■ **Extracts from a graphics dataset**
□ □ □ □
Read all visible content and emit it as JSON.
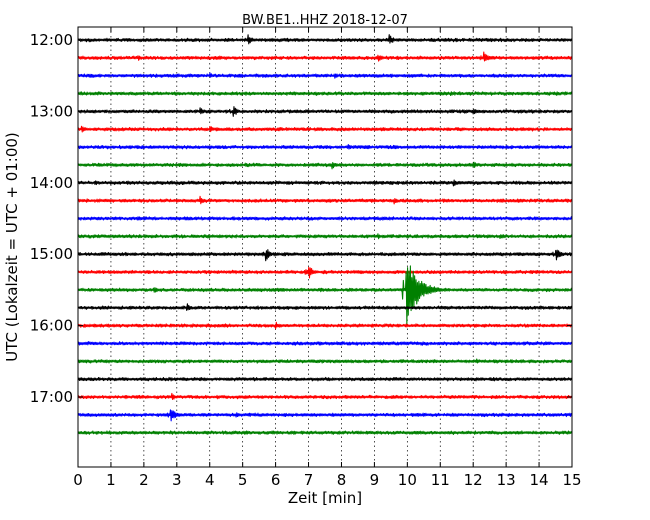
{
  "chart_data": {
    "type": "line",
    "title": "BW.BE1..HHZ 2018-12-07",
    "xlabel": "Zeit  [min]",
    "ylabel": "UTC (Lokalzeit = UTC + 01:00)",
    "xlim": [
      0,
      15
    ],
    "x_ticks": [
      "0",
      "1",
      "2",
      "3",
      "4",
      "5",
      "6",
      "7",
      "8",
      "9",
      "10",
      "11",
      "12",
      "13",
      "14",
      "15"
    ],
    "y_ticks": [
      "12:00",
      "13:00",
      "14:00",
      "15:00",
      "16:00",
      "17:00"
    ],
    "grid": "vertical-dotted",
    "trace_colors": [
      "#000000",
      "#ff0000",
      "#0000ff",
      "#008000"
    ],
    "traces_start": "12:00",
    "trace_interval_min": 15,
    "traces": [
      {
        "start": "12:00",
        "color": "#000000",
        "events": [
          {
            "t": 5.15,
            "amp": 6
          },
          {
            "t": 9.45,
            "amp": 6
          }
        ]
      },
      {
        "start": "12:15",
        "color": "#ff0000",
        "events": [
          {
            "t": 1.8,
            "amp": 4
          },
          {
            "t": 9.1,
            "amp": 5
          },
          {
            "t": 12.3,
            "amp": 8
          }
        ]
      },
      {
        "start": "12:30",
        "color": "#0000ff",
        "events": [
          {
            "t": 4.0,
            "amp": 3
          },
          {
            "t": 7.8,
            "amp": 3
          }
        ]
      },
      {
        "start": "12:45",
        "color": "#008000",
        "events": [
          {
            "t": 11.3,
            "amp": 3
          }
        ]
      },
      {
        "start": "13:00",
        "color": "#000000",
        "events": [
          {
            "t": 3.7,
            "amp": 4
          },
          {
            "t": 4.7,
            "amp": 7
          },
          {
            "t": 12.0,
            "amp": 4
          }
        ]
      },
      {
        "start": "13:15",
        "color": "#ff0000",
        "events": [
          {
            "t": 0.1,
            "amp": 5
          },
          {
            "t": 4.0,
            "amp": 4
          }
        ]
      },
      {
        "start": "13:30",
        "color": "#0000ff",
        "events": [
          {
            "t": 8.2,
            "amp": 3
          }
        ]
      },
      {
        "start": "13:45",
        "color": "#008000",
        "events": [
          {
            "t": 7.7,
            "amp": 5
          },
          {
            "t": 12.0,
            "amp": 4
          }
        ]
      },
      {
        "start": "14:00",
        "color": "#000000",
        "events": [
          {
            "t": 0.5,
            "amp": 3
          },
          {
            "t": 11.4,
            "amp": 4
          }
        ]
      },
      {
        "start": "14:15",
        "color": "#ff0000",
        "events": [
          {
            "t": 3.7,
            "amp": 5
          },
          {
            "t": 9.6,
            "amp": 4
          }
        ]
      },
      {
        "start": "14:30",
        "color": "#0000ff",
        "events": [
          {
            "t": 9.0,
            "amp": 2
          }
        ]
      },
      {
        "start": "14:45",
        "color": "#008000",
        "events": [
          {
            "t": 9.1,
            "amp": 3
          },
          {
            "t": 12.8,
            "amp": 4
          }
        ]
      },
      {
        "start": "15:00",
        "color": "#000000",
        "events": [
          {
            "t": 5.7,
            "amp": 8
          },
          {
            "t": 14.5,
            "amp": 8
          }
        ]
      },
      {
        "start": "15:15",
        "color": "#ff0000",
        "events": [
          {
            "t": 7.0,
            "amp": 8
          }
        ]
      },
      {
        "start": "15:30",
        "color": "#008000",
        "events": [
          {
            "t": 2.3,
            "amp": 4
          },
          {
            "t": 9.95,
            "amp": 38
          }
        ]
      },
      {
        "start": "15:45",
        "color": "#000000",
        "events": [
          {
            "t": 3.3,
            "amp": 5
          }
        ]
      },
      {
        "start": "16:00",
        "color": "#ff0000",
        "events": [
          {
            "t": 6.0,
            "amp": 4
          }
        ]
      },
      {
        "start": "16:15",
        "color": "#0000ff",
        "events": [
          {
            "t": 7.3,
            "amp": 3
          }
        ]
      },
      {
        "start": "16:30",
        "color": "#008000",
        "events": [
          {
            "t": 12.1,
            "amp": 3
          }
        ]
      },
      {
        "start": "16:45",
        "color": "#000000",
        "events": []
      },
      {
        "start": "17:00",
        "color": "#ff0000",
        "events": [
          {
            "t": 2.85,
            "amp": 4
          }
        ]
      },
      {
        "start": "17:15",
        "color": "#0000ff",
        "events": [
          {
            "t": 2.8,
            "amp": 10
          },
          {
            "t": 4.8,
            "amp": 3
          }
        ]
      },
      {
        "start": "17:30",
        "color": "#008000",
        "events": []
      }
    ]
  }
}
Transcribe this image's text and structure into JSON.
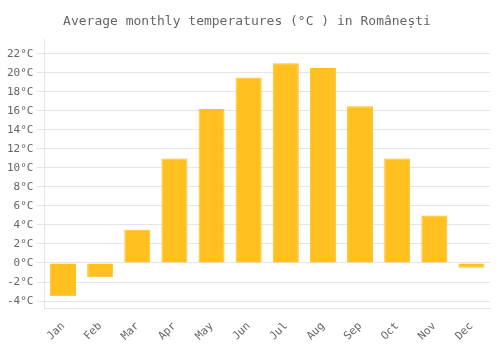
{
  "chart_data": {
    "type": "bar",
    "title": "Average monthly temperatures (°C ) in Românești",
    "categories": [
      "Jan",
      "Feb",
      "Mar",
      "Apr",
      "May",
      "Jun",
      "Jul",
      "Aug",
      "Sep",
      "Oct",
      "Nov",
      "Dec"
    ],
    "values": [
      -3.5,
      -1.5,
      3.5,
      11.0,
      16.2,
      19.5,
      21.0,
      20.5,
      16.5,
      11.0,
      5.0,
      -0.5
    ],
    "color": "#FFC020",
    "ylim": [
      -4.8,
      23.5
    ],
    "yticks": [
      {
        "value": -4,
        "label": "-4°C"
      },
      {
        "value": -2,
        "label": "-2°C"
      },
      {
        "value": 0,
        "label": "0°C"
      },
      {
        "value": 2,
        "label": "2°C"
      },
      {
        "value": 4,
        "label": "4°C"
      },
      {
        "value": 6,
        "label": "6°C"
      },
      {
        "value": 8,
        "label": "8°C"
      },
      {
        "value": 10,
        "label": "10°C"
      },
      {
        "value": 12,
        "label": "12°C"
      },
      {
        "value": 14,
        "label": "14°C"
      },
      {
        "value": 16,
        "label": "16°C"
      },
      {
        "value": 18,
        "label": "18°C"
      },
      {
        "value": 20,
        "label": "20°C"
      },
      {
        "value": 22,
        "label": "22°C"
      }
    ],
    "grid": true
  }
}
□ □ □ □
■ **Written exercise**
Output all of the records exactly as they appear above, but not the pictures.

■ **Task answer**
Read all visible content and emit it as JSON.
{
  "chart_data": {
    "type": "line",
    "title": "BW.BE1..HHZ 2018-12-07",
    "xlabel": "Zeit  [min]",
    "ylabel": "UTC (Lokalzeit = UTC + 01:00)",
    "xlim": [
      0,
      15
    ],
    "x_ticks": [
      "0",
      "1",
      "2",
      "3",
      "4",
      "5",
      "6",
      "7",
      "8",
      "9",
      "10",
      "11",
      "12",
      "13",
      "14",
      "15"
    ],
    "y_ticks": [
      "12:00",
      "13:00",
      "14:00",
      "15:00",
      "16:00",
      "17:00"
    ],
    "grid": "vertical-dotted",
    "trace_colors": [
      "#000000",
      "#ff0000",
      "#0000ff",
      "#008000"
    ],
    "traces_start": "12:00",
    "trace_interval_min": 15,
    "traces": [
      {
        "start": "12:00",
        "color": "#000000",
        "events": [
          {
            "t": 5.15,
            "amp": 6
          },
          {
            "t": 9.45,
            "amp": 6
          }
        ]
      },
      {
        "start": "12:15",
        "color": "#ff0000",
        "events": [
          {
            "t": 1.8,
            "amp": 4
          },
          {
            "t": 9.1,
            "amp": 5
          },
          {
            "t": 12.3,
            "amp": 8
          }
        ]
      },
      {
        "start": "12:30",
        "color": "#0000ff",
        "events": [
          {
            "t": 4.0,
            "amp": 3
          },
          {
            "t": 7.8,
            "amp": 3
          }
        ]
      },
      {
        "start": "12:45",
        "color": "#008000",
        "events": [
          {
            "t": 11.3,
            "amp": 3
          }
        ]
      },
      {
        "start": "13:00",
        "color": "#000000",
        "events": [
          {
            "t": 3.7,
            "amp": 4
          },
          {
            "t": 4.7,
            "amp": 7
          },
          {
            "t": 12.0,
            "amp": 4
          }
        ]
      },
      {
        "start": "13:15",
        "color": "#ff0000",
        "events": [
          {
            "t": 0.1,
            "amp": 5
          },
          {
            "t": 4.0,
            "amp": 4
          }
        ]
      },
      {
        "start": "13:30",
        "color": "#0000ff",
        "events": [
          {
            "t": 8.2,
            "amp": 3
          }
        ]
      },
      {
        "start": "13:45",
        "color": "#008000",
        "events": [
          {
            "t": 7.7,
            "amp": 5
          },
          {
            "t": 12.0,
            "amp": 4
          }
        ]
      },
      {
        "start": "14:00",
        "color": "#000000",
        "events": [
          {
            "t": 0.5,
            "amp": 3
          },
          {
            "t": 11.4,
            "amp": 4
          }
        ]
      },
      {
        "start": "14:15",
        "color": "#ff0000",
        "events": [
          {
            "t": 3.7,
            "amp": 5
          },
          {
            "t": 9.6,
            "amp": 4
          }
        ]
      },
      {
        "start": "14:30",
        "color": "#0000ff",
        "events": [
          {
            "t": 9.0,
            "amp": 2
          }
        ]
      },
      {
        "start": "14:45",
        "color": "#008000",
        "events": [
          {
            "t": 9.1,
            "amp": 3
          },
          {
            "t": 12.8,
            "amp": 4
          }
        ]
      },
      {
        "start": "15:00",
        "color": "#000000",
        "events": [
          {
            "t": 5.7,
            "amp": 8
          },
          {
            "t": 14.5,
            "amp": 8
          }
        ]
      },
      {
        "start": "15:15",
        "color": "#ff0000",
        "events": [
          {
            "t": 7.0,
            "amp": 8
          }
        ]
      },
      {
        "start": "15:30",
        "color": "#008000",
        "events": [
          {
            "t": 2.3,
            "amp": 4
          },
          {
            "t": 9.95,
            "amp": 38
          }
        ]
      },
      {
        "start": "15:45",
        "color": "#000000",
        "events": [
          {
            "t": 3.3,
            "amp": 5
          }
        ]
      },
      {
        "start": "16:00",
        "color": "#ff0000",
        "events": [
          {
            "t": 6.0,
            "amp": 4
          }
        ]
      },
      {
        "start": "16:15",
        "color": "#0000ff",
        "events": [
          {
            "t": 7.3,
            "amp": 3
          }
        ]
      },
      {
        "start": "16:30",
        "color": "#008000",
        "events": [
          {
            "t": 12.1,
            "amp": 3
          }
        ]
      },
      {
        "start": "16:45",
        "color": "#000000",
        "events": []
      },
      {
        "start": "17:00",
        "color": "#ff0000",
        "events": [
          {
            "t": 2.85,
            "amp": 4
          }
        ]
      },
      {
        "start": "17:15",
        "color": "#0000ff",
        "events": [
          {
            "t": 2.8,
            "amp": 10
          },
          {
            "t": 4.8,
            "amp": 3
          }
        ]
      },
      {
        "start": "17:30",
        "color": "#008000",
        "events": []
      }
    ]
  }
}
Transcribe this image's text and structure into JSON.
{
  "chart_data": {
    "type": "bar",
    "title": "Average monthly temperatures (°C ) in Românești",
    "categories": [
      "Jan",
      "Feb",
      "Mar",
      "Apr",
      "May",
      "Jun",
      "Jul",
      "Aug",
      "Sep",
      "Oct",
      "Nov",
      "Dec"
    ],
    "values": [
      -3.5,
      -1.5,
      3.5,
      11.0,
      16.2,
      19.5,
      21.0,
      20.5,
      16.5,
      11.0,
      5.0,
      -0.5
    ],
    "color": "#FFC020",
    "ylim": [
      -4.8,
      23.5
    ],
    "yticks": [
      {
        "value": -4,
        "label": "-4°C"
      },
      {
        "value": -2,
        "label": "-2°C"
      },
      {
        "value": 0,
        "label": "0°C"
      },
      {
        "value": 2,
        "label": "2°C"
      },
      {
        "value": 4,
        "label": "4°C"
      },
      {
        "value": 6,
        "label": "6°C"
      },
      {
        "value": 8,
        "label": "8°C"
      },
      {
        "value": 10,
        "label": "10°C"
      },
      {
        "value": 12,
        "label": "12°C"
      },
      {
        "value": 14,
        "label": "14°C"
      },
      {
        "value": 16,
        "label": "16°C"
      },
      {
        "value": 18,
        "label": "18°C"
      },
      {
        "value": 20,
        "label": "20°C"
      },
      {
        "value": 22,
        "label": "22°C"
      }
    ],
    "grid": true
  }
}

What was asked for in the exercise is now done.